Exercise brief: Leave out any picture and return the remaining listing below exactly as given.

☆ ☆ ☆ ☆ ☆

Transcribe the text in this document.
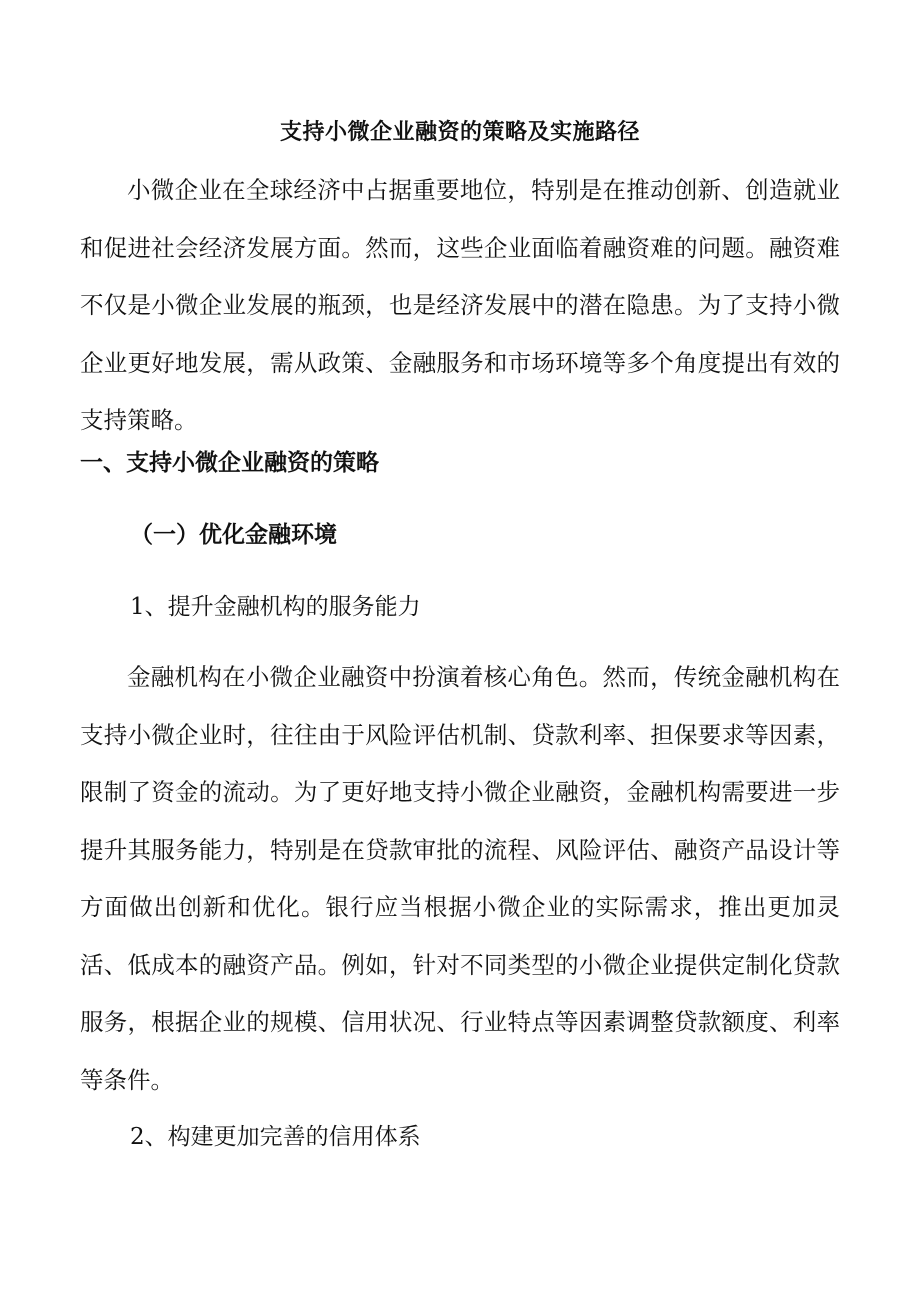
支持小微企业融资的策略及实施路径

小微企业在全球经济中占据重要地位，特别是在推动创新、创造就业和促进社会经济发展方面。然而，这些企业面临着融资难的问题。融资难不仅是小微企业发展的瓶颈，也是经济发展中的潜在隐患。为了支持小微企业更好地发展，需从政策、金融服务和市场环境等多个角度提出有效的支持策略。

一、支持小微企业融资的策略
（一）优化金融环境
1、提升金融机构的服务能力

金融机构在小微企业融资中扮演着核心角色。然而，传统金融机构在支持小微企业时，往往由于风险评估机制、贷款利率、担保要求等因素，限制了资金的流动。为了更好地支持小微企业融资，金融机构需要进一步提升其服务能力，特别是在贷款审批的流程、风险评估、融资产品设计等方面做出创新和优化。银行应当根据小微企业的实际需求，推出更加灵活、低成本的融资产品。例如，针对不同类型的小微企业提供定制化贷款服务，根据企业的规模、信用状况、行业特点等因素调整贷款额度、利率等条件。

2、构建更加完善的信用体系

☆ ☆ ☆ ☆ ☆

Output of the task:
Transcribe the text in this document.
支持小微企业融资的策略及实施路径

小微企业在全球经济中占据重要地位，特别是在推动创新、创造就业和促进社会经济发展方面。然而，这些企业面临着融资难的问题。融资难不仅是小微企业发展的瓶颈，也是经济发展中的潜在隐患。为了支持小微企业更好地发展，需从政策、金融服务和市场环境等多个角度提出有效的支持策略。

一、支持小微企业融资的策略
（一）优化金融环境
1、提升金融机构的服务能力

金融机构在小微企业融资中扮演着核心角色。然而，传统金融机构在支持小微企业时，往往由于风险评估机制、贷款利率、担保要求等因素，限制了资金的流动。为了更好地支持小微企业融资，金融机构需要进一步提升其服务能力，特别是在贷款审批的流程、风险评估、融资产品设计等方面做出创新和优化。银行应当根据小微企业的实际需求，推出更加灵活、低成本的融资产品。例如，针对不同类型的小微企业提供定制化贷款服务，根据企业的规模、信用状况、行业特点等因素调整贷款额度、利率等条件。

2、构建更加完善的信用体系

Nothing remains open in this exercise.